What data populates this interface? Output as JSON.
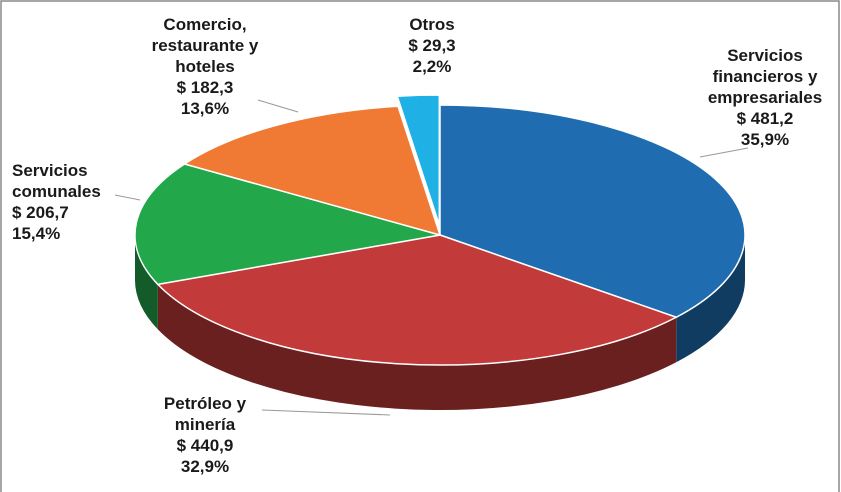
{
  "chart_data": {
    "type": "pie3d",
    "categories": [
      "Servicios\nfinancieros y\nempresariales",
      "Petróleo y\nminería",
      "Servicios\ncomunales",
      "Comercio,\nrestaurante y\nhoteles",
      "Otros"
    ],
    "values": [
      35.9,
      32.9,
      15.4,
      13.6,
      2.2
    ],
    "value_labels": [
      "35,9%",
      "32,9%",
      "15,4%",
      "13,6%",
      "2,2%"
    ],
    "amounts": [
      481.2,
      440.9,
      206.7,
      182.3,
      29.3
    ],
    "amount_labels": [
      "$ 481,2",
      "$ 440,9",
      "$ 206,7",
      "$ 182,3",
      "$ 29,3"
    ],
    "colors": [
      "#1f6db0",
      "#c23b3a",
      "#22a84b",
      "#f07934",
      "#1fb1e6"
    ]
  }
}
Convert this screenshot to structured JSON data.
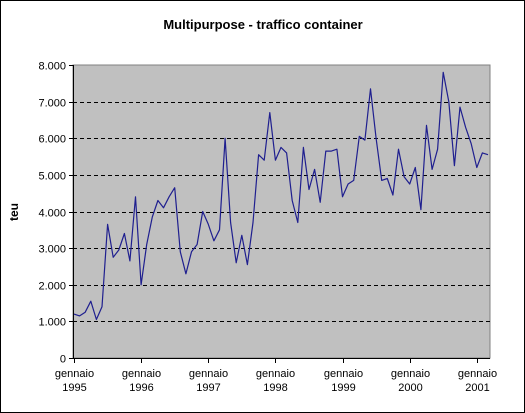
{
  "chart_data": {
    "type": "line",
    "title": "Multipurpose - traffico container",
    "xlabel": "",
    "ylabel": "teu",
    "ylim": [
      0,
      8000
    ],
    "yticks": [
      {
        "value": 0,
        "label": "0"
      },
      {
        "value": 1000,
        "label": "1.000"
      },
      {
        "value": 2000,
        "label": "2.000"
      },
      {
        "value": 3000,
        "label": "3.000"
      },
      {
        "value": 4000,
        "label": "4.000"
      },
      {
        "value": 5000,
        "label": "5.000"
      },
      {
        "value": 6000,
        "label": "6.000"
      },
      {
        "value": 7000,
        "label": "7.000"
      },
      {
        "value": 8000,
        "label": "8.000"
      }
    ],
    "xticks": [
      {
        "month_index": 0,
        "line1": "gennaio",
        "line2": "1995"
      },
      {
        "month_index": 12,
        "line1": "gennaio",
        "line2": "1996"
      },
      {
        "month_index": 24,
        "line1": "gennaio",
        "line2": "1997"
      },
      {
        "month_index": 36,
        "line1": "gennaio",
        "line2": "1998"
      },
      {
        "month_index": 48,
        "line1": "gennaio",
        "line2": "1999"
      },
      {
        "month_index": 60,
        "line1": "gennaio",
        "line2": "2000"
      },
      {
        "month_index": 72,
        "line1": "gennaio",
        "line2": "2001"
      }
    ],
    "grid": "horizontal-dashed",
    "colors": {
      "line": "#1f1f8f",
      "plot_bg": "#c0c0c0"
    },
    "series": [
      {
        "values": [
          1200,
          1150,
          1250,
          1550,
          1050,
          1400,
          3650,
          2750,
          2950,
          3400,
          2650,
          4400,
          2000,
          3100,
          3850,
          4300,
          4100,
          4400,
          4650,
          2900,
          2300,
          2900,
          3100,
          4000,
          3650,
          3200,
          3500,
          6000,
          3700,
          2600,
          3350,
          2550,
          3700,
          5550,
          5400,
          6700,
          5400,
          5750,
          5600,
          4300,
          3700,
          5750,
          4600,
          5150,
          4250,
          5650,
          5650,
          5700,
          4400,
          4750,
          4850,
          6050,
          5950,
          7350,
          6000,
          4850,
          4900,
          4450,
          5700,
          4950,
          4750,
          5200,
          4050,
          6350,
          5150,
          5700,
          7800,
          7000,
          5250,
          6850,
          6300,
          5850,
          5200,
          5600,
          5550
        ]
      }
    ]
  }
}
┄┄┄┄┄┄┄┄┄┄
GIVEN PROBLEM: Look through the entries above and count each line holding "JSON"; report the count alone.

RESULT BELOW: 2